■ **Work required**
Copy each line below exactly and leave the pictures out.
## Begin Stored data
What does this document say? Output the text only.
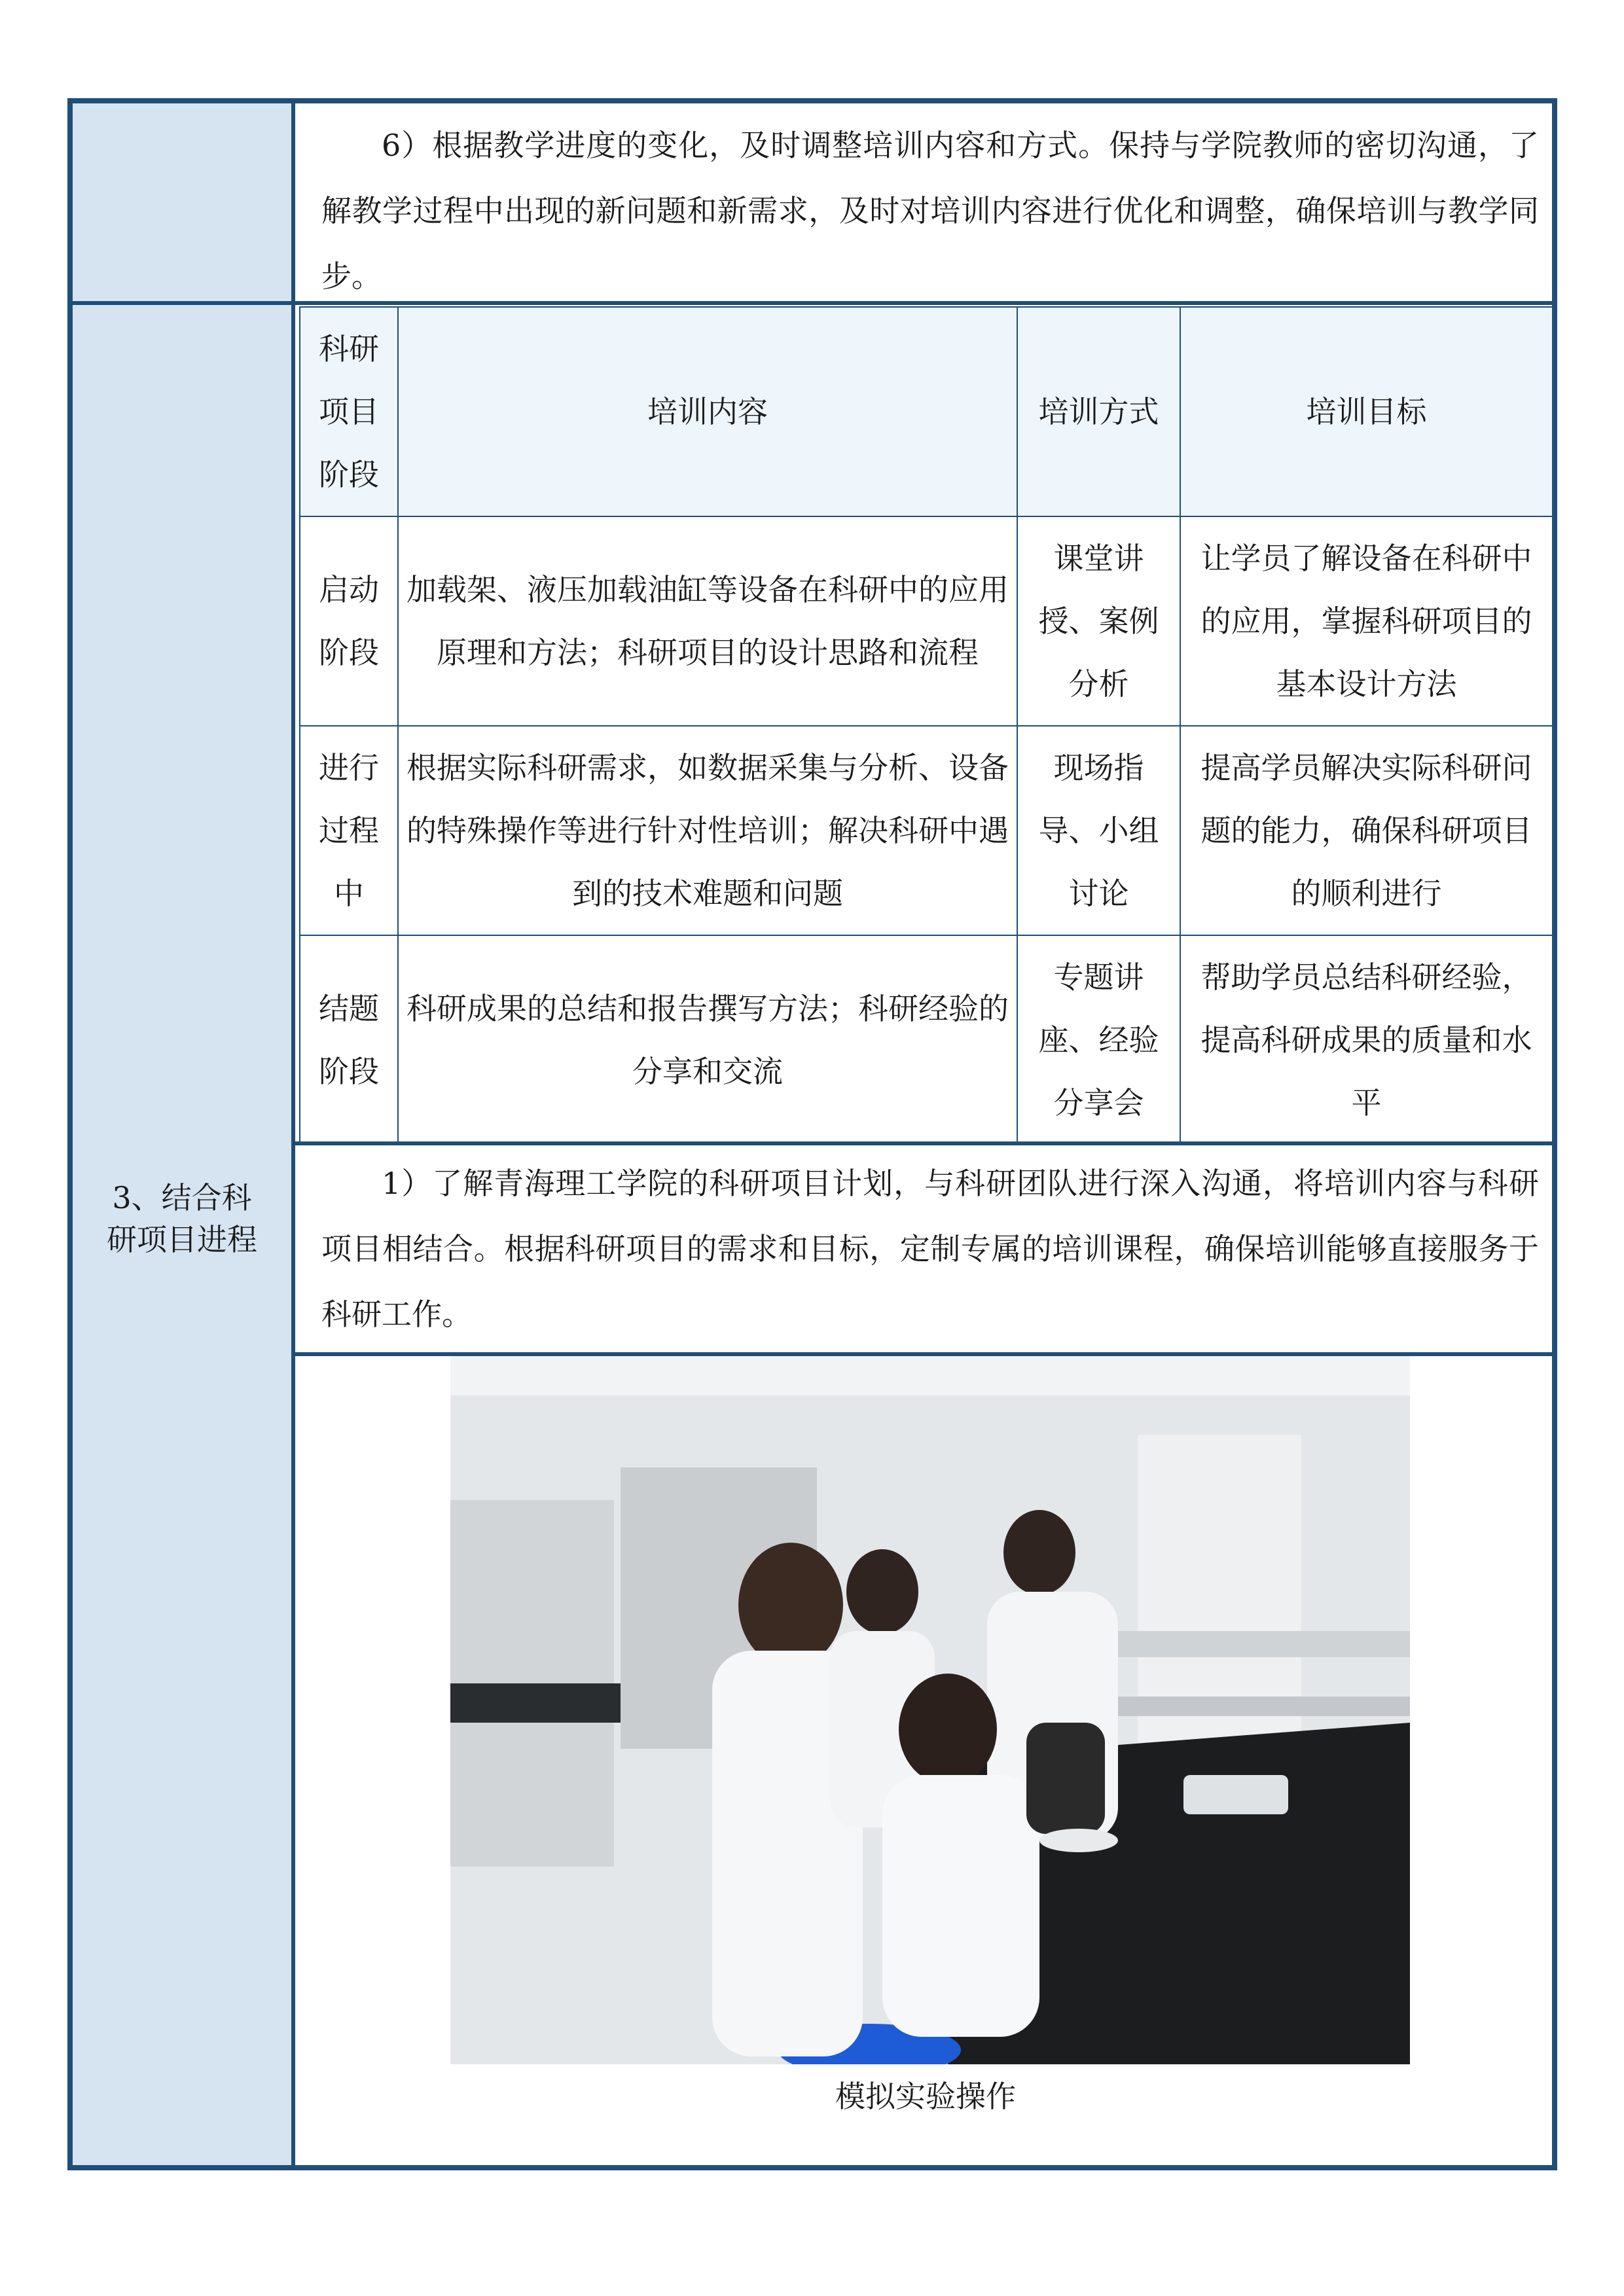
3、结合科
研项目进程

6）根据教学进度的变化，及时调整培训内容和方式。保持与学院教师的密切沟通，了解教学过程中出现的新问题和新需求，及时对培训内容进行优化和调整，确保培训与教学同步。

科研项目阶段	培训内容	培训方式	培训目标
启动阶段	加载架、液压加载油缸等设备在科研中的应用原理和方法；科研项目的设计思路和流程	课堂讲授、案例分析	让学员了解设备在科研中的应用，掌握科研项目的基本设计方法
进行过程中	根据实际科研需求，如数据采集与分析、设备的特殊操作等进行针对性培训；解决科研中遇到的技术难题和问题	现场指导、小组讨论	提高学员解决实际科研问题的能力，确保科研项目的顺利进行
结题阶段	科研成果的总结和报告撰写方法；科研经验的分享和交流	专题讲座、经验分享会	帮助学员总结科研经验，提高科研成果的质量和水平

1）了解青海理工学院的科研项目计划，与科研团队进行深入沟通，将培训内容与科研项目相结合。根据科研项目的需求和目标，定制专属的培训课程，确保培训能够直接服务于科研工作。

模拟实验操作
## End Stored data
■ **Answer to the exercise**
What does this document say? Output the text only.
3、结合科
研项目进程

6）根据教学进度的变化，及时调整培训内容和方式。保持与学院教师的密切沟通，了解教学过程中出现的新问题和新需求，及时对培训内容进行优化和调整，确保培训与教学同步。

科研项目阶段	培训内容	培训方式	培训目标
启动阶段	加载架、液压加载油缸等设备在科研中的应用原理和方法；科研项目的设计思路和流程	课堂讲授、案例分析	让学员了解设备在科研中的应用，掌握科研项目的基本设计方法
进行过程中	根据实际科研需求，如数据采集与分析、设备的特殊操作等进行针对性培训；解决科研中遇到的技术难题和问题	现场指导、小组讨论	提高学员解决实际科研问题的能力，确保科研项目的顺利进行
结题阶段	科研成果的总结和报告撰写方法；科研经验的分享和交流	专题讲座、经验分享会	帮助学员总结科研经验，提高科研成果的质量和水平

1）了解青海理工学院的科研项目计划，与科研团队进行深入沟通，将培训内容与科研项目相结合。根据科研项目的需求和目标，定制专属的培训课程，确保培训能够直接服务于科研工作。

模拟实验操作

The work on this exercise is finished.